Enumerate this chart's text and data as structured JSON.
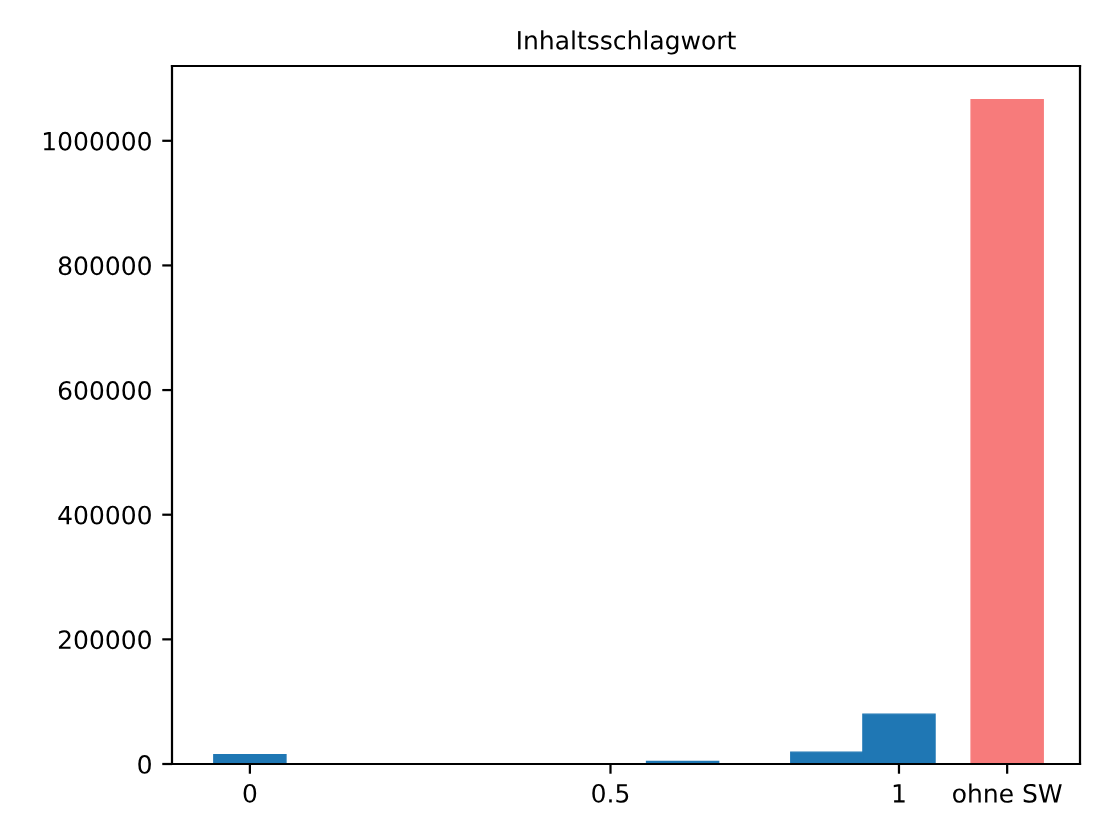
{
  "chart_data": {
    "type": "bar",
    "title": "Inhaltsschlagwort",
    "series": [
      {
        "color": "#1f77b4",
        "x": [
          0,
          0.6,
          0.8,
          0.9
        ],
        "values": [
          15000,
          4000,
          19000,
          80000
        ]
      },
      {
        "color": "#f77b7b",
        "x": [
          1.05
        ],
        "values": [
          1066000
        ]
      }
    ],
    "xlim": [
      -0.108,
      1.151
    ],
    "xticks": [
      0,
      0.5,
      {
        "value": 0.9,
        "label": "1"
      },
      {
        "value": 1.05,
        "label": "ohne SW"
      }
    ],
    "ylim": [
      0,
      1120000
    ],
    "yticks": [
      0,
      200000,
      400000,
      600000,
      800000,
      1000000
    ],
    "grid": false
  }
}
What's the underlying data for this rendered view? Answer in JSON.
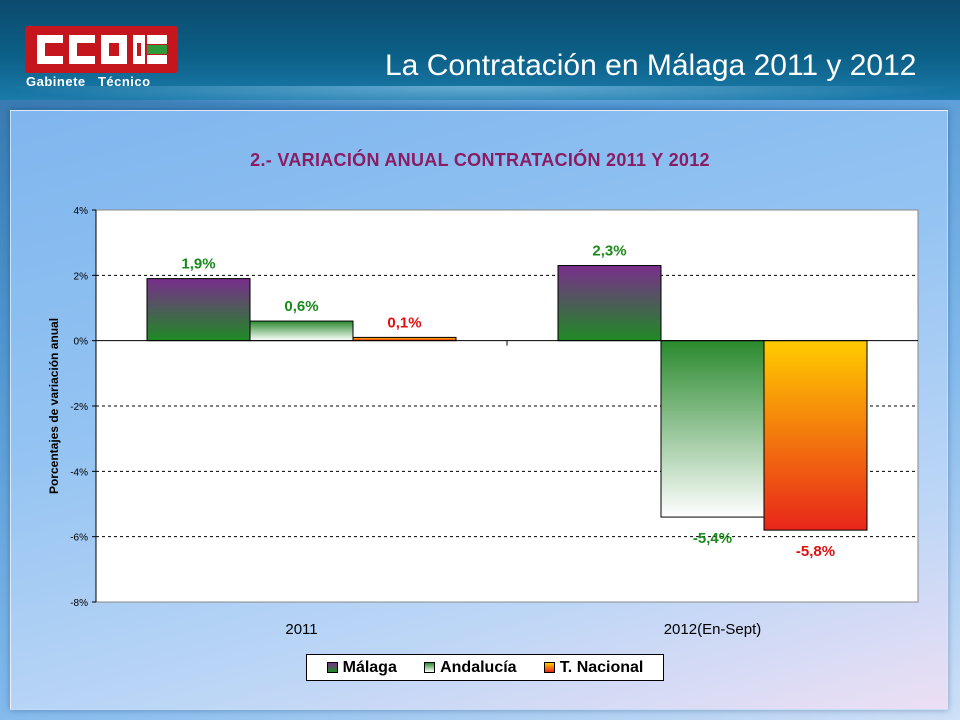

Set task.
Transcribe the records above verbatim. Do not carry over any picture.

Answer in full.
Enumerate this chart's text and data as structured JSON.
{
  "chart_data": {
    "type": "bar",
    "title": "Inhaltsschlagwort",
    "series": [
      {
        "color": "#1f77b4",
        "x": [
          0,
          0.6,
          0.8,
          0.9
        ],
        "values": [
          15000,
          4000,
          19000,
          80000
        ]
      },
      {
        "color": "#f77b7b",
        "x": [
          1.05
        ],
        "values": [
          1066000
        ]
      }
    ],
    "xlim": [
      -0.108,
      1.151
    ],
    "xticks": [
      0,
      0.5,
      {
        "value": 0.9,
        "label": "1"
      },
      {
        "value": 1.05,
        "label": "ohne SW"
      }
    ],
    "ylim": [
      0,
      1120000
    ],
    "yticks": [
      0,
      200000,
      400000,
      600000,
      800000,
      1000000
    ],
    "grid": false
  }
}
What's the underlying data for this rendered view? Answer in JSON.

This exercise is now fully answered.